▸ SHORT PROBLEM
Repeat the material below word for word and leave out all pictures.

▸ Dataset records
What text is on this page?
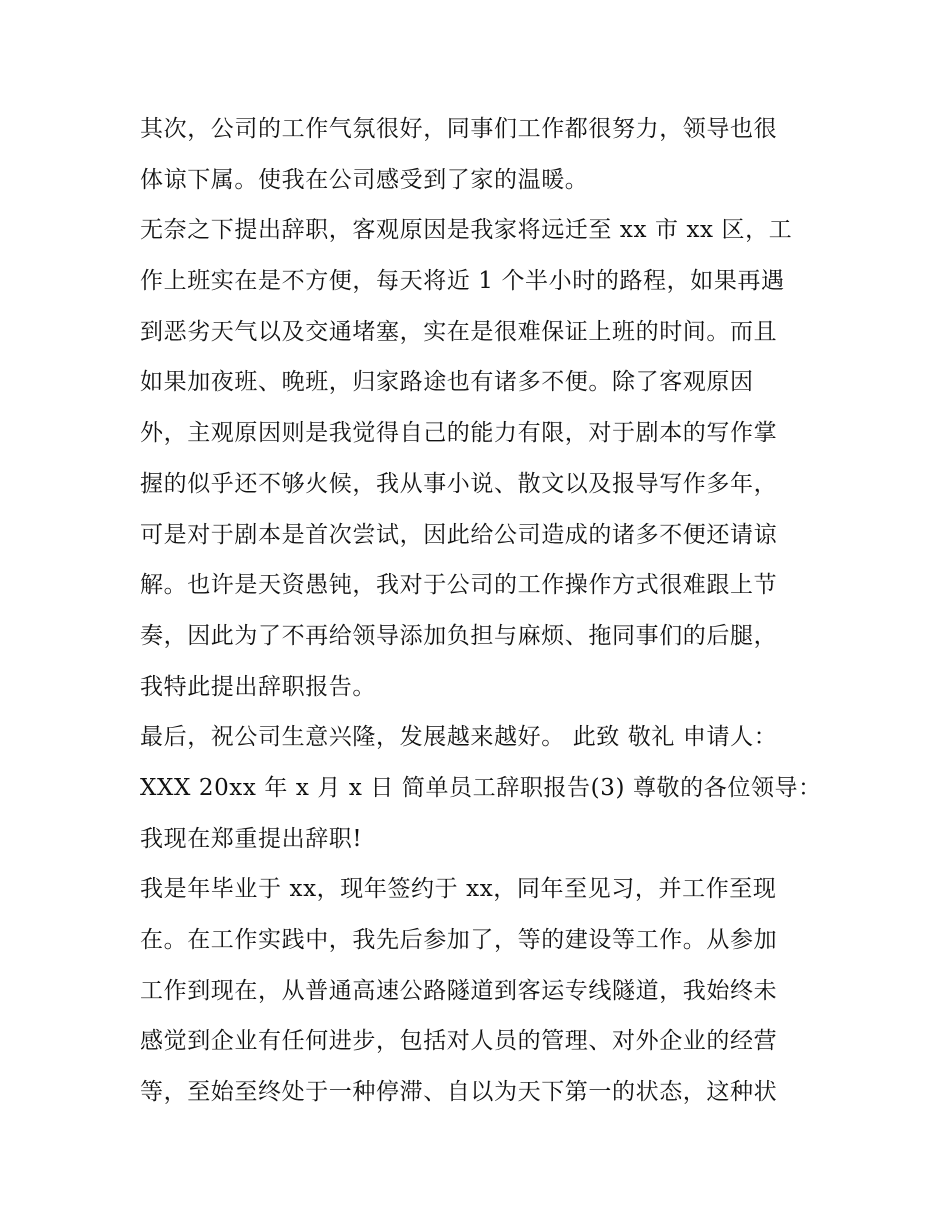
其次，公司的工作气氛很好，同事们工作都很努力，领导也很
体谅下属。使我在公司感受到了家的温暖。
无奈之下提出辞职，客观原因是我家将远迁至 xx 市 xx 区，工
作上班实在是不方便，每天将近 1 个半小时的路程，如果再遇
到恶劣天气以及交通堵塞，实在是很难保证上班的时间。而且
如果加夜班、晚班，归家路途也有诸多不便。除了客观原因
外，主观原因则是我觉得自己的能力有限，对于剧本的写作掌
握的似乎还不够火候，我从事小说、散文以及报导写作多年，
可是对于剧本是首次尝试，因此给公司造成的诸多不便还请谅
解。也许是天资愚钝，我对于公司的工作操作方式很难跟上节
奏，因此为了不再给领导添加负担与麻烦、拖同事们的后腿，
我特此提出辞职报告。
最后，祝公司生意兴隆，发展越来越好。 此致 敬礼 申请人：
XXX 20xx 年 x 月 x 日 简单员工辞职报告(3) 尊敬的各位领导：
我现在郑重提出辞职!
我是年毕业于 xx，现年签约于 xx，同年至见习，并工作至现
在。在工作实践中，我先后参加了，等的建设等工作。从参加
工作到现在，从普通高速公路隧道到客运专线隧道，我始终未
感觉到企业有任何进步，包括对人员的管理、对外企业的经营
等，至始至终处于一种停滞、自以为天下第一的状态，这种状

▸ THE ANSWER
What text is on this page?
其次，公司的工作气氛很好，同事们工作都很努力，领导也很
体谅下属。使我在公司感受到了家的温暖。
无奈之下提出辞职，客观原因是我家将远迁至 xx 市 xx 区，工
作上班实在是不方便，每天将近 1 个半小时的路程，如果再遇
到恶劣天气以及交通堵塞，实在是很难保证上班的时间。而且
如果加夜班、晚班，归家路途也有诸多不便。除了客观原因
外，主观原因则是我觉得自己的能力有限，对于剧本的写作掌
握的似乎还不够火候，我从事小说、散文以及报导写作多年，
可是对于剧本是首次尝试，因此给公司造成的诸多不便还请谅
解。也许是天资愚钝，我对于公司的工作操作方式很难跟上节
奏，因此为了不再给领导添加负担与麻烦、拖同事们的后腿，
我特此提出辞职报告。
最后，祝公司生意兴隆，发展越来越好。 此致 敬礼 申请人：
XXX 20xx 年 x 月 x 日 简单员工辞职报告(3) 尊敬的各位领导：
我现在郑重提出辞职!
我是年毕业于 xx，现年签约于 xx，同年至见习，并工作至现
在。在工作实践中，我先后参加了，等的建设等工作。从参加
工作到现在，从普通高速公路隧道到客运专线隧道，我始终未
感觉到企业有任何进步，包括对人员的管理、对外企业的经营
等，至始至终处于一种停滞、自以为天下第一的状态，这种状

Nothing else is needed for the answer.